## TASK DETAILS
State how many lines contain the string "screenshot", and write nothing else.

[Excerpts from a figure dataset]
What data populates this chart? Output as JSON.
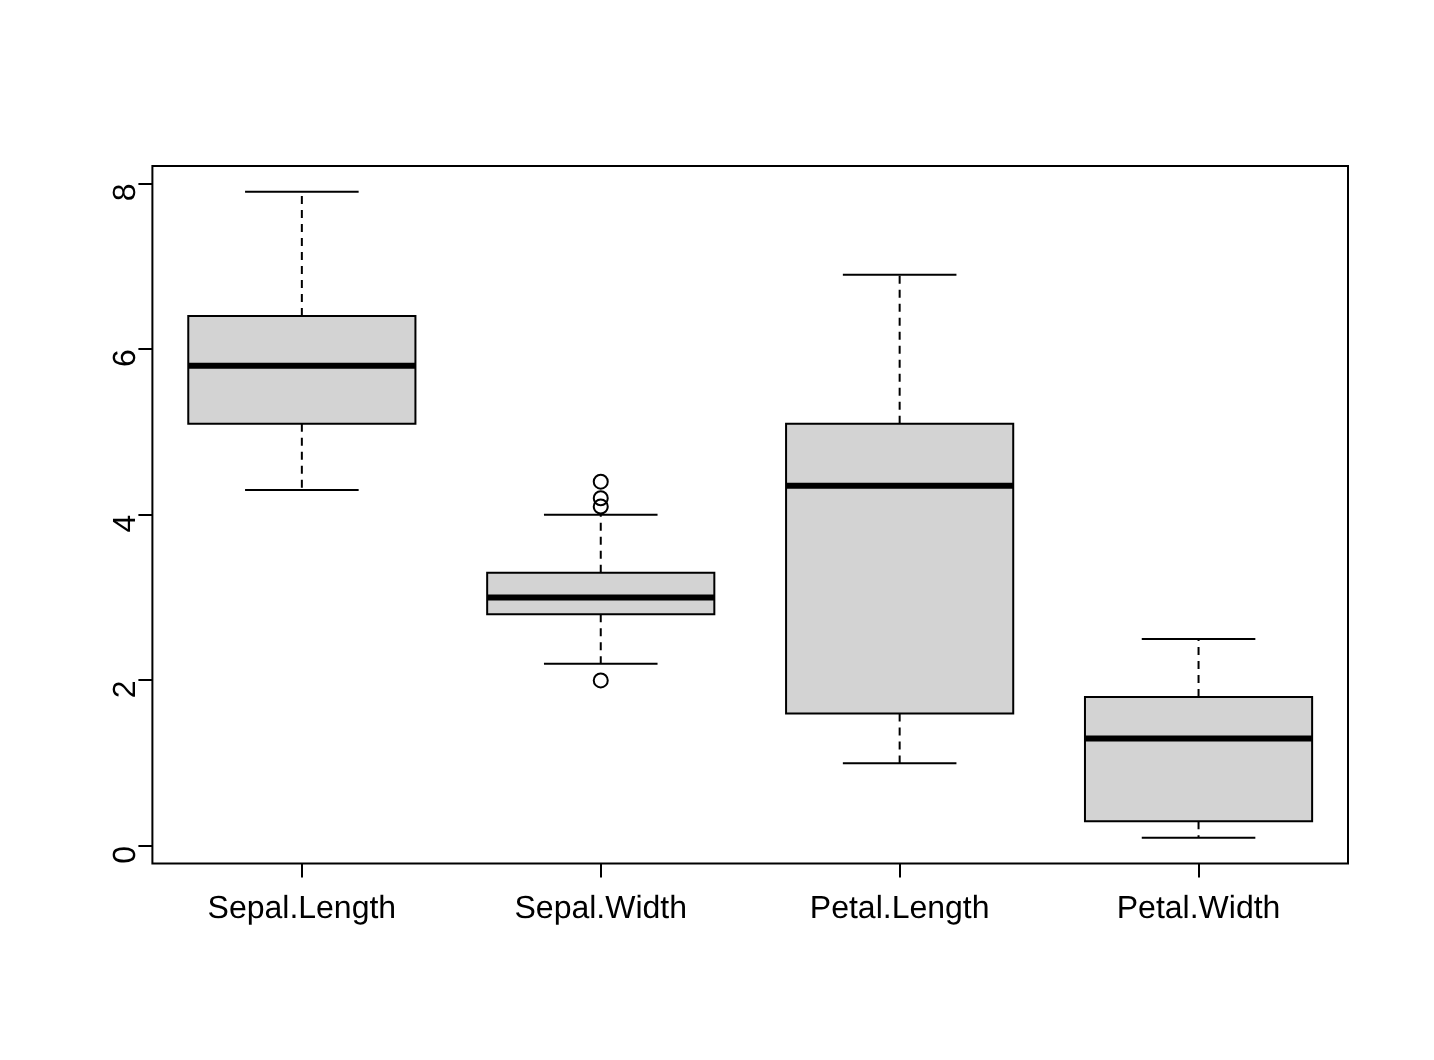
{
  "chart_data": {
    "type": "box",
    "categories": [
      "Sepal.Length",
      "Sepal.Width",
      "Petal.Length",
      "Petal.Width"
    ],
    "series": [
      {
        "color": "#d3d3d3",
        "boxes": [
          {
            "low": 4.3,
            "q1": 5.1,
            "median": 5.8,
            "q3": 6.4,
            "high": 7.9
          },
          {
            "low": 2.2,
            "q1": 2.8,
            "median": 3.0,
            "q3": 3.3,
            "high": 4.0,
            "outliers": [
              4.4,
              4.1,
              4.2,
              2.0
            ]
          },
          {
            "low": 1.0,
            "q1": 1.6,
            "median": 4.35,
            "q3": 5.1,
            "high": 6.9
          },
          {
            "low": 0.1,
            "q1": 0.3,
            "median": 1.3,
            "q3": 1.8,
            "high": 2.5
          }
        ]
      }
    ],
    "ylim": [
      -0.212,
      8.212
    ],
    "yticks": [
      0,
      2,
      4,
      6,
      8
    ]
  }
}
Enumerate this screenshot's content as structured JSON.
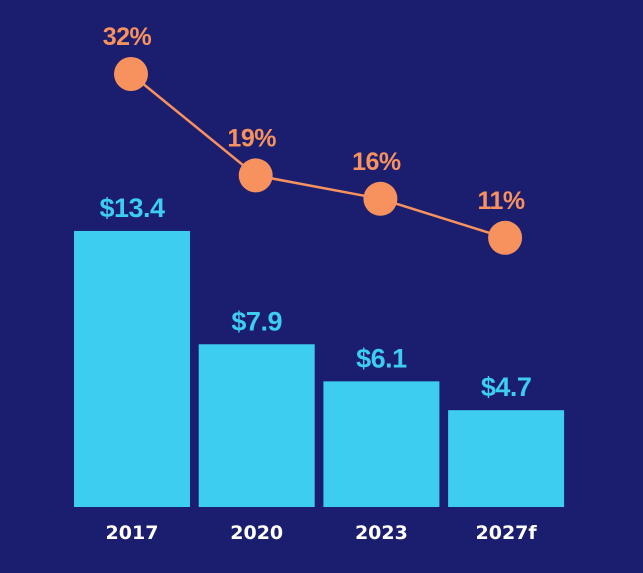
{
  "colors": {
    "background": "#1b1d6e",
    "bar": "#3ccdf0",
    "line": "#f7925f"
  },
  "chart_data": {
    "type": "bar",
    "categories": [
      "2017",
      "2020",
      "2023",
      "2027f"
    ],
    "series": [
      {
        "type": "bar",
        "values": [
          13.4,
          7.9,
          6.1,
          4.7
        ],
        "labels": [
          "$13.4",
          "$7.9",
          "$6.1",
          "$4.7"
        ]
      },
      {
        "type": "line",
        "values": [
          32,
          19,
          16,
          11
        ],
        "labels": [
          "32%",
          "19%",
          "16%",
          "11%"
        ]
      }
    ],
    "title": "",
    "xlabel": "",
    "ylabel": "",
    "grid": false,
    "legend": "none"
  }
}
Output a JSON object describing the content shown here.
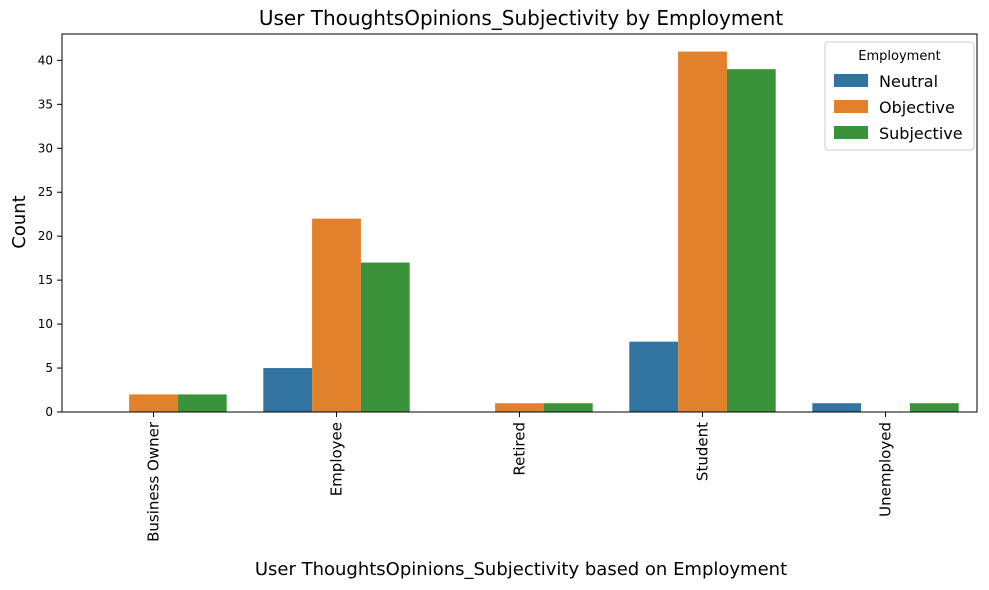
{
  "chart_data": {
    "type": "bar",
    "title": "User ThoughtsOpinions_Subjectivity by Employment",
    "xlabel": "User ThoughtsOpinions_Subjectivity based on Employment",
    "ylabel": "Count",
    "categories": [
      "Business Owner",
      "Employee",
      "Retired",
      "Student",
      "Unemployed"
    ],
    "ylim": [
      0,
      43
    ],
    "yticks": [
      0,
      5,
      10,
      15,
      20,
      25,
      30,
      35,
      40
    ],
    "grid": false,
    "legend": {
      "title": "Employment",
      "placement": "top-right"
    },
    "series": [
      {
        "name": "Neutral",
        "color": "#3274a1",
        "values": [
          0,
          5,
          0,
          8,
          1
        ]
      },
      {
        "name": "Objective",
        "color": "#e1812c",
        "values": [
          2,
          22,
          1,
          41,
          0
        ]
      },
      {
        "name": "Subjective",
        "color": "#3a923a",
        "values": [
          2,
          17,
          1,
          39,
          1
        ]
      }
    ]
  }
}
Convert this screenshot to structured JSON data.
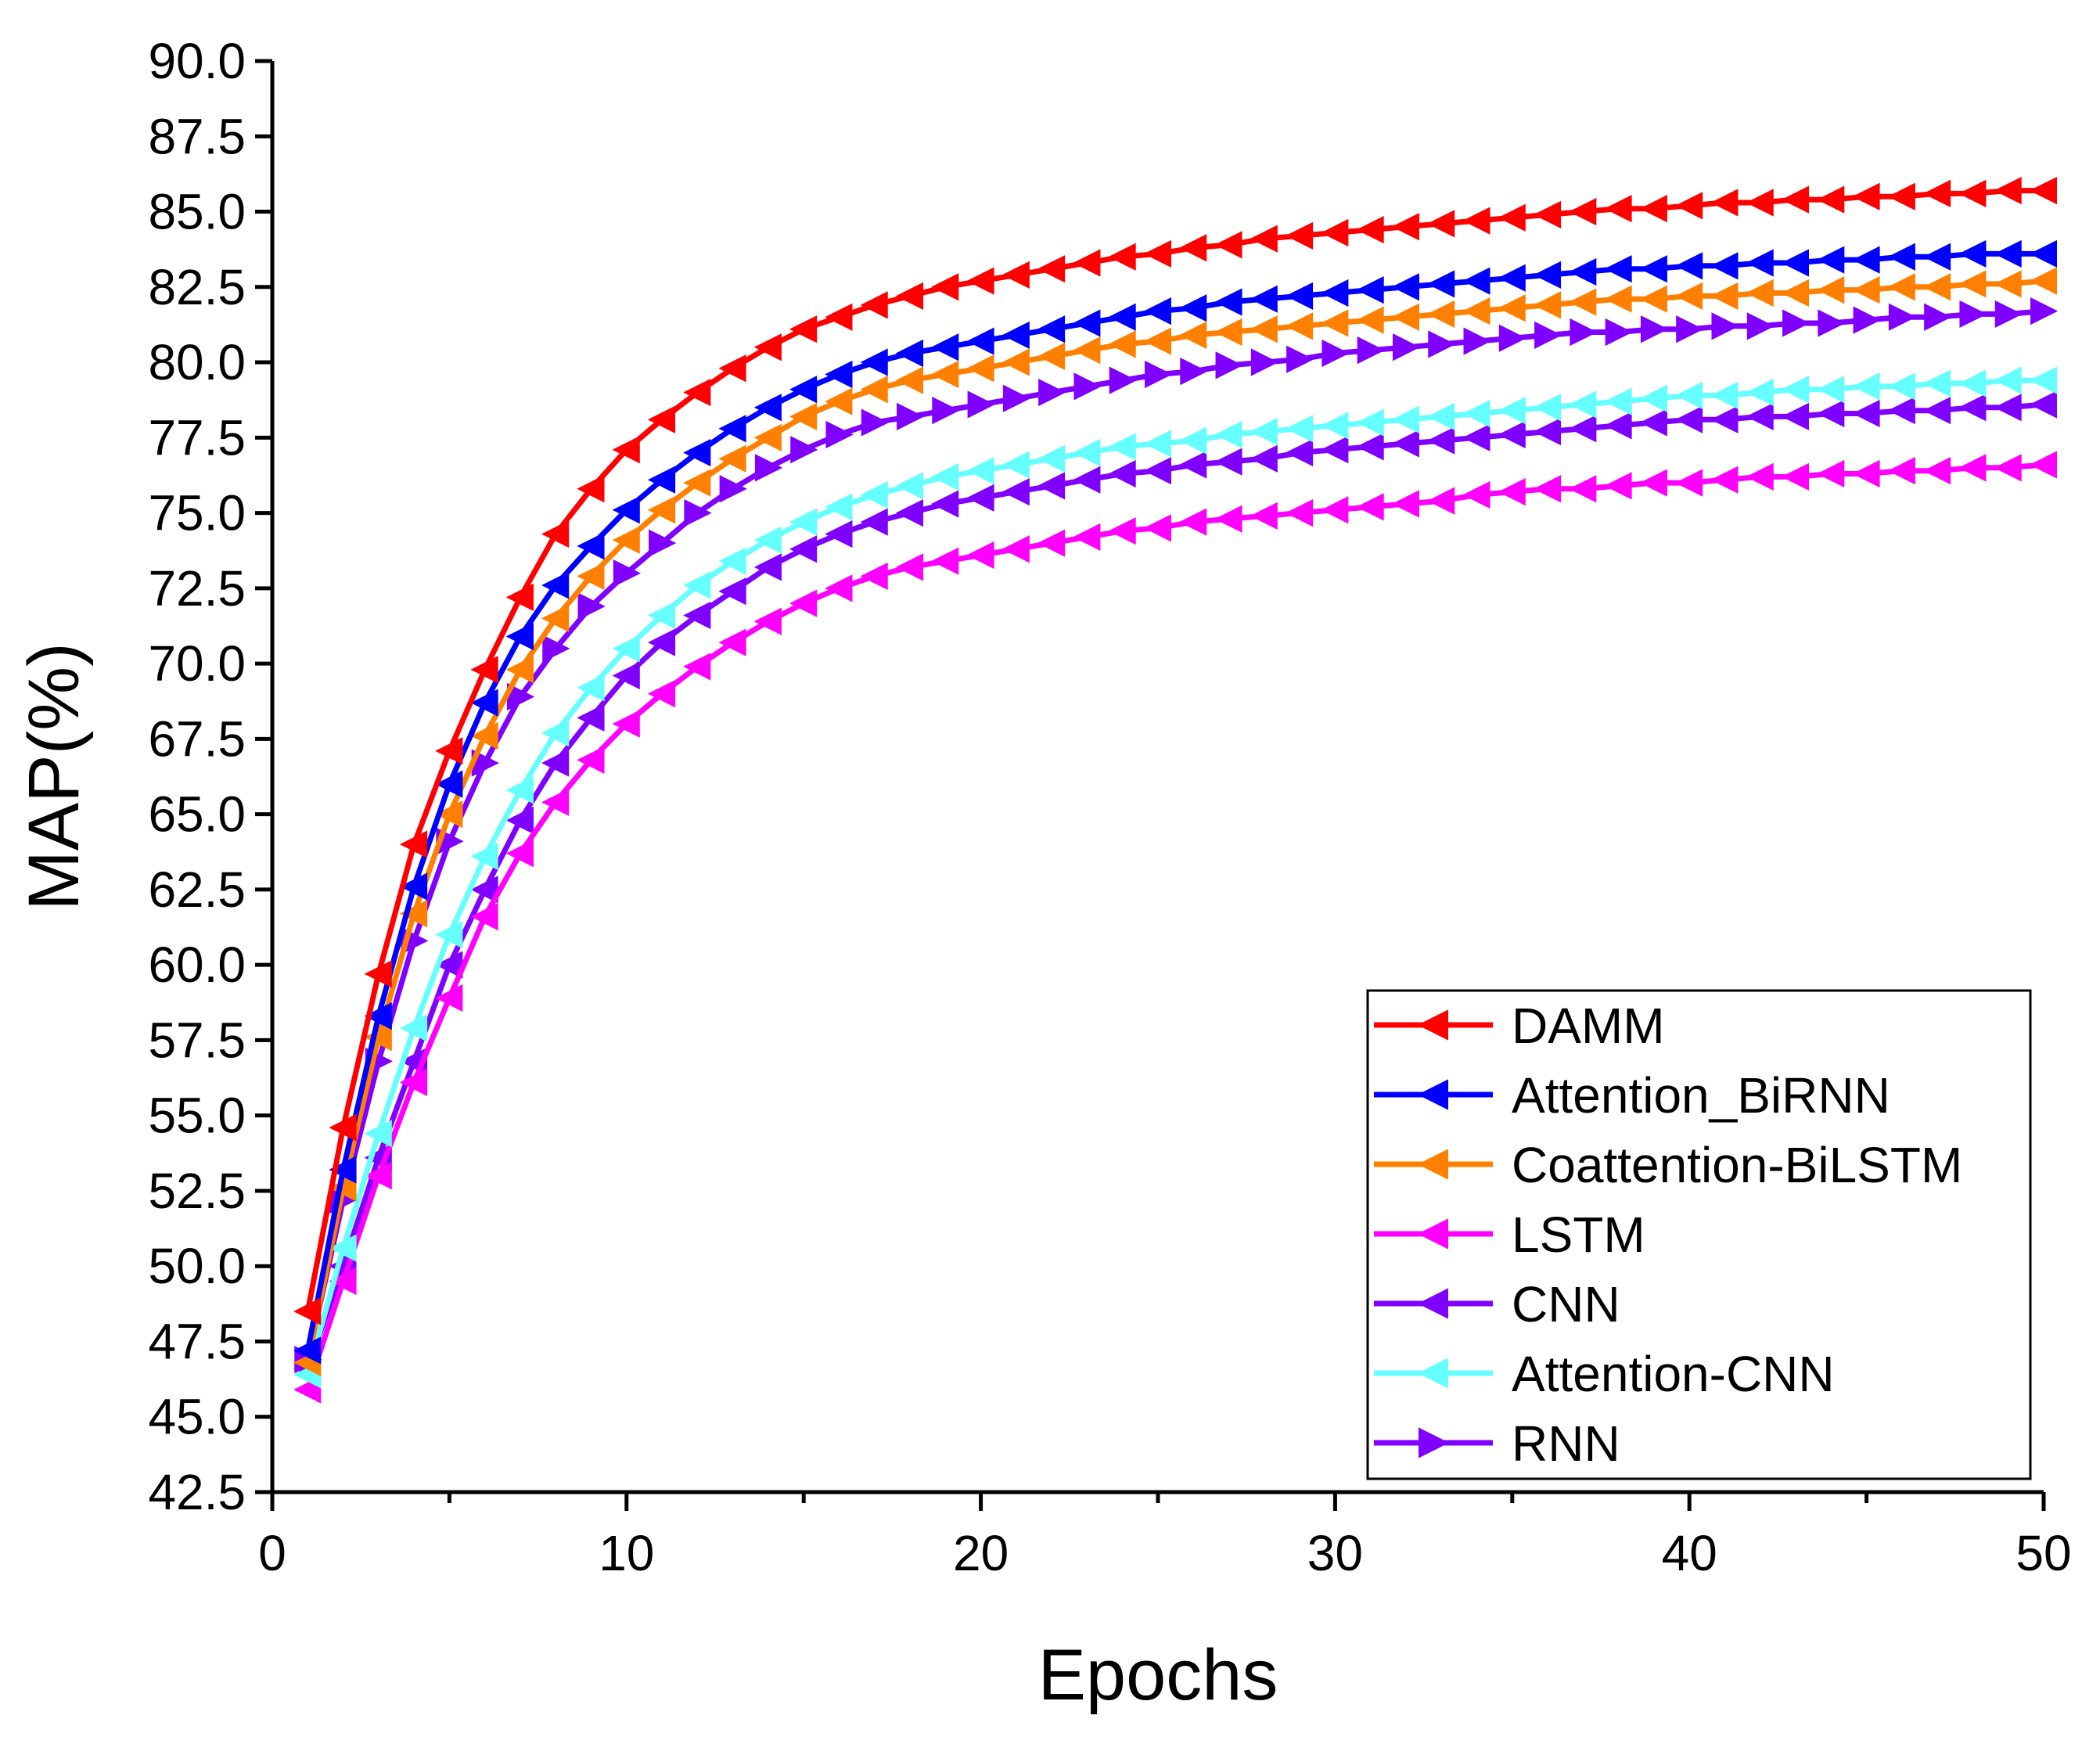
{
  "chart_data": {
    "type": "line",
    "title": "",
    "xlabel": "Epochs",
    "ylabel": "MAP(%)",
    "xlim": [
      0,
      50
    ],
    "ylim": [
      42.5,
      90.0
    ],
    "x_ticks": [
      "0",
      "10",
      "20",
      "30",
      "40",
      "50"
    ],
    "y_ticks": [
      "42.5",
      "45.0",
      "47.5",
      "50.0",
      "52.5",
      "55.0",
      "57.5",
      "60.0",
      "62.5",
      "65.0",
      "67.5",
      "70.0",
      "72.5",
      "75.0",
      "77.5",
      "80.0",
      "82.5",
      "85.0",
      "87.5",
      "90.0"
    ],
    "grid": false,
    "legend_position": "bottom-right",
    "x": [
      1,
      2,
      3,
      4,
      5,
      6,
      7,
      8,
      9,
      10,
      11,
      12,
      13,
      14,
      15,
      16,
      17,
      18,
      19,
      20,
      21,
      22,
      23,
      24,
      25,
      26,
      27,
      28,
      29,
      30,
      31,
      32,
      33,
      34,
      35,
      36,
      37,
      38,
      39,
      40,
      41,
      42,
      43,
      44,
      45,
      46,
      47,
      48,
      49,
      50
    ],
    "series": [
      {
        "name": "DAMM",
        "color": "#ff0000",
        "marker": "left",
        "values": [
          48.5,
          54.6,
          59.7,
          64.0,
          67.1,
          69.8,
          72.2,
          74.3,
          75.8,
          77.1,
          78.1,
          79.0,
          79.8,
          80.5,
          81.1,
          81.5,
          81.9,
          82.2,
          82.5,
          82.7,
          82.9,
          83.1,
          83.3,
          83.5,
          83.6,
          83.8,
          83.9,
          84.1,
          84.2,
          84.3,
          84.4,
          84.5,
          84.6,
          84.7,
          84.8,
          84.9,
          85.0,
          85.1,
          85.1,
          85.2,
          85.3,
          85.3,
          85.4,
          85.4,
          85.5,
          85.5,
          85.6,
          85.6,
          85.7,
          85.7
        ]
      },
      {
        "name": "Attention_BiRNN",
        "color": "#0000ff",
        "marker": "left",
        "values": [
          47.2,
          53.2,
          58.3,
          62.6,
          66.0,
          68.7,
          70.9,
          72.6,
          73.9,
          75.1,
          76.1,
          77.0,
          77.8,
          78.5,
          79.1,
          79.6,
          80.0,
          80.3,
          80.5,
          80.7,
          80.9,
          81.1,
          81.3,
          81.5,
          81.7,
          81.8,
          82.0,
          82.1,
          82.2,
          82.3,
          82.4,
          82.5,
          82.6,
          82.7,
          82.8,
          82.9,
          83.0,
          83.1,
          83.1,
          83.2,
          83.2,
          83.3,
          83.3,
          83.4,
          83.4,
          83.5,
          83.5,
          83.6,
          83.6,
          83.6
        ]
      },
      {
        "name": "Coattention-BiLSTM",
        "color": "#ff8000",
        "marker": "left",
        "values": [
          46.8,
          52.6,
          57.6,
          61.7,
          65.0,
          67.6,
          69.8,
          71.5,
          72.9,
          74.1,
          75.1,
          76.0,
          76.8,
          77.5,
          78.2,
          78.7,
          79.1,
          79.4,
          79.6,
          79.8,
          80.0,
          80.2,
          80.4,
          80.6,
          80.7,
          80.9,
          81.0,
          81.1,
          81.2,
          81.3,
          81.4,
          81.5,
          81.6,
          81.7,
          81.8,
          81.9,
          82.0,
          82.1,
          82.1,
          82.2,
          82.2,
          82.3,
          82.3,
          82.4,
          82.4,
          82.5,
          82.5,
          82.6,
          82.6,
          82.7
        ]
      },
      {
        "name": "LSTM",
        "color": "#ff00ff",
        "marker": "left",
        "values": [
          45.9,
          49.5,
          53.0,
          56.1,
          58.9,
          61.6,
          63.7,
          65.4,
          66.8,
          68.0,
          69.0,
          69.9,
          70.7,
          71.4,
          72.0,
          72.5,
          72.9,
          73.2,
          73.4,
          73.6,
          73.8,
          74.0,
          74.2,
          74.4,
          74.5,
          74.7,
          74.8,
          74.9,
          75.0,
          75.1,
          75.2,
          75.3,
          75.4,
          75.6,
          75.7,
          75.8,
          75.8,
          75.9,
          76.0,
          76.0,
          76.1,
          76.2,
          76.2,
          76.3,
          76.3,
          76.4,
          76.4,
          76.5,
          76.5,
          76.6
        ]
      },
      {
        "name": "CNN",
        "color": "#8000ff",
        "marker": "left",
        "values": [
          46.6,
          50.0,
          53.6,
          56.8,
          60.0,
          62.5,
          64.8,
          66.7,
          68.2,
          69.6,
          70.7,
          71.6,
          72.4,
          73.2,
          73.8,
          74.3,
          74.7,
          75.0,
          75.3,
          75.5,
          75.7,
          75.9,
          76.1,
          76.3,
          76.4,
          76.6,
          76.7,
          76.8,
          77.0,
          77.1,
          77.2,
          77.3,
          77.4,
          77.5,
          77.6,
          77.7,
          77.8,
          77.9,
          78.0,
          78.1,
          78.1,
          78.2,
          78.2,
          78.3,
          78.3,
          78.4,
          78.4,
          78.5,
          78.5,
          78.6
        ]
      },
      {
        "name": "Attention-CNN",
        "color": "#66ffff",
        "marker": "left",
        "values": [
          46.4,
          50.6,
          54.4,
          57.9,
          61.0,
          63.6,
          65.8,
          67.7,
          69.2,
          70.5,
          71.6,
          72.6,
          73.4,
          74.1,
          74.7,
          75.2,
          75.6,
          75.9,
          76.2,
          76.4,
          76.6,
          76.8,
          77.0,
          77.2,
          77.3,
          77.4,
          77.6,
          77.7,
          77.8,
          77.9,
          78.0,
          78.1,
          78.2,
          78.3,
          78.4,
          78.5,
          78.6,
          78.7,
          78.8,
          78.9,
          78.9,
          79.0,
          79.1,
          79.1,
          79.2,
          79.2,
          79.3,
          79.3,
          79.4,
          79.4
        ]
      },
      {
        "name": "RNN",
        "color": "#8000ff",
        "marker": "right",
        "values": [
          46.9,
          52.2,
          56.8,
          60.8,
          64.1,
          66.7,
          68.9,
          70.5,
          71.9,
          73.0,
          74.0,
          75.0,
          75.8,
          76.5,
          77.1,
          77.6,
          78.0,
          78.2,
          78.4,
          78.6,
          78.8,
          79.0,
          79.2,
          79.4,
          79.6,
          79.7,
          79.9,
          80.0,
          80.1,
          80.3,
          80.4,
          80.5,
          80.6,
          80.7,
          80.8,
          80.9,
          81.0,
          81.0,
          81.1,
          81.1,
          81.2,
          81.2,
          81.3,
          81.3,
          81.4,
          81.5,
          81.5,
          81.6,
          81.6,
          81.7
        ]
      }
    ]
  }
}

## ANSWER IN FULL
2